Written instruction: Write out the listing exactly as it is given.

Records for processing:
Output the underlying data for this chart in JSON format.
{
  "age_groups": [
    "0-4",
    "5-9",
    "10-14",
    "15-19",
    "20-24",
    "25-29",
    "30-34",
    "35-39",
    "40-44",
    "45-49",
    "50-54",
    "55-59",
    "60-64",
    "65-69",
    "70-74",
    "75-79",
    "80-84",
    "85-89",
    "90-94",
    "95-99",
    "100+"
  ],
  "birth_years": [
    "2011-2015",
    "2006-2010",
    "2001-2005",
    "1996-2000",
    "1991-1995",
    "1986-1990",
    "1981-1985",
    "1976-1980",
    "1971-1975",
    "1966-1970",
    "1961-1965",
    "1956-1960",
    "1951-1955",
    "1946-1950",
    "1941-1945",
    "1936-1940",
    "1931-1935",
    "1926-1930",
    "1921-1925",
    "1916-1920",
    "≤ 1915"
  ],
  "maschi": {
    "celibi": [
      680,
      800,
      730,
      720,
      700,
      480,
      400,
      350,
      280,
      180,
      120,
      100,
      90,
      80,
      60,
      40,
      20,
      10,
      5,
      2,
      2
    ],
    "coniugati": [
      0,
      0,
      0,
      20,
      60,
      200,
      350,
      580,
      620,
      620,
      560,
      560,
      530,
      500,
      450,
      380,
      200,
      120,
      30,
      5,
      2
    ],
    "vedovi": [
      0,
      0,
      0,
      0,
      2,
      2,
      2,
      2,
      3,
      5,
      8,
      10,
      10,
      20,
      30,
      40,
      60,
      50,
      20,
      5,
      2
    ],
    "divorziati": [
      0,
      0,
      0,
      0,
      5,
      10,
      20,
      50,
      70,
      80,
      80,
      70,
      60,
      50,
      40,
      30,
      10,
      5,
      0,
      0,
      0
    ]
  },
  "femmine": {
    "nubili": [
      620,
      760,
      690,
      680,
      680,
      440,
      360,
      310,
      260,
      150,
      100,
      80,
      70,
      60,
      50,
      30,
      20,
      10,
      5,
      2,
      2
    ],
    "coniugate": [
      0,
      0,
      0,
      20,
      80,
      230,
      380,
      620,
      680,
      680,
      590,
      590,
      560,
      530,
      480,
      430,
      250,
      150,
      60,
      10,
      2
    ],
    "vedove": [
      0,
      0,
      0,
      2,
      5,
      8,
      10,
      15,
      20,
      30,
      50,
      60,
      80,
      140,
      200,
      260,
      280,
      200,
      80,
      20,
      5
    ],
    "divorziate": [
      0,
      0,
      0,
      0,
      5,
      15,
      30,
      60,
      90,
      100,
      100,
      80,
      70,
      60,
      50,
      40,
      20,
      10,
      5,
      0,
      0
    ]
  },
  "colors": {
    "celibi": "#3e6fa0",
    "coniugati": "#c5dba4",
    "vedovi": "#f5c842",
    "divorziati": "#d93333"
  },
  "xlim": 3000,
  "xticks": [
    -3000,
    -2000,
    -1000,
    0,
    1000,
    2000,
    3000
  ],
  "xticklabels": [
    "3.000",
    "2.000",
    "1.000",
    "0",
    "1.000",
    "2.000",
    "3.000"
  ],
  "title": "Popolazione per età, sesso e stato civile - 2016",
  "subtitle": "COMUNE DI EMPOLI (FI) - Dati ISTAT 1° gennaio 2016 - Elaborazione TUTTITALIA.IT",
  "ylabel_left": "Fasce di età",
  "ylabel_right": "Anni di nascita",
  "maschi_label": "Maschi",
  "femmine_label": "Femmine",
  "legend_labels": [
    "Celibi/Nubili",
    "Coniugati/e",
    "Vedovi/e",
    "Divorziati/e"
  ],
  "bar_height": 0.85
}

Full output:
Output the underlying data for this chart in JSON format.
{
  "age_groups": [
    "0-4",
    "5-9",
    "10-14",
    "15-19",
    "20-24",
    "25-29",
    "30-34",
    "35-39",
    "40-44",
    "45-49",
    "50-54",
    "55-59",
    "60-64",
    "65-69",
    "70-74",
    "75-79",
    "80-84",
    "85-89",
    "90-94",
    "95-99",
    "100+"
  ],
  "birth_years": [
    "2011-2015",
    "2006-2010",
    "2001-2005",
    "1996-2000",
    "1991-1995",
    "1986-1990",
    "1981-1985",
    "1976-1980",
    "1971-1975",
    "1966-1970",
    "1961-1965",
    "1956-1960",
    "1951-1955",
    "1946-1950",
    "1941-1945",
    "1936-1940",
    "1931-1935",
    "1926-1930",
    "1921-1925",
    "1916-1920",
    "≤ 1915"
  ],
  "maschi": {
    "celibi": [
      680,
      800,
      730,
      720,
      700,
      480,
      400,
      350,
      280,
      180,
      120,
      100,
      90,
      80,
      60,
      40,
      20,
      10,
      5,
      2,
      2
    ],
    "coniugati": [
      0,
      0,
      0,
      20,
      60,
      200,
      350,
      580,
      620,
      620,
      560,
      560,
      530,
      500,
      450,
      380,
      200,
      120,
      30,
      5,
      2
    ],
    "vedovi": [
      0,
      0,
      0,
      0,
      2,
      2,
      2,
      2,
      3,
      5,
      8,
      10,
      10,
      20,
      30,
      40,
      60,
      50,
      20,
      5,
      2
    ],
    "divorziati": [
      0,
      0,
      0,
      0,
      5,
      10,
      20,
      50,
      70,
      80,
      80,
      70,
      60,
      50,
      40,
      30,
      10,
      5,
      0,
      0,
      0
    ]
  },
  "femmine": {
    "nubili": [
      620,
      760,
      690,
      680,
      680,
      440,
      360,
      310,
      260,
      150,
      100,
      80,
      70,
      60,
      50,
      30,
      20,
      10,
      5,
      2,
      2
    ],
    "coniugate": [
      0,
      0,
      0,
      20,
      80,
      230,
      380,
      620,
      680,
      680,
      590,
      590,
      560,
      530,
      480,
      430,
      250,
      150,
      60,
      10,
      2
    ],
    "vedove": [
      0,
      0,
      0,
      2,
      5,
      8,
      10,
      15,
      20,
      30,
      50,
      60,
      80,
      140,
      200,
      260,
      280,
      200,
      80,
      20,
      5
    ],
    "divorziate": [
      0,
      0,
      0,
      0,
      5,
      15,
      30,
      60,
      90,
      100,
      100,
      80,
      70,
      60,
      50,
      40,
      20,
      10,
      5,
      0,
      0
    ]
  },
  "colors": {
    "celibi": "#3e6fa0",
    "coniugati": "#c5dba4",
    "vedovi": "#f5c842",
    "divorziati": "#d93333"
  },
  "xlim": 3000,
  "xticks": [
    -3000,
    -2000,
    -1000,
    0,
    1000,
    2000,
    3000
  ],
  "xticklabels": [
    "3.000",
    "2.000",
    "1.000",
    "0",
    "1.000",
    "2.000",
    "3.000"
  ],
  "title": "Popolazione per età, sesso e stato civile - 2016",
  "subtitle": "COMUNE DI EMPOLI (FI) - Dati ISTAT 1° gennaio 2016 - Elaborazione TUTTITALIA.IT",
  "ylabel_left": "Fasce di età",
  "ylabel_right": "Anni di nascita",
  "maschi_label": "Maschi",
  "femmine_label": "Femmine",
  "legend_labels": [
    "Celibi/Nubili",
    "Coniugati/e",
    "Vedovi/e",
    "Divorziati/e"
  ],
  "bar_height": 0.85
}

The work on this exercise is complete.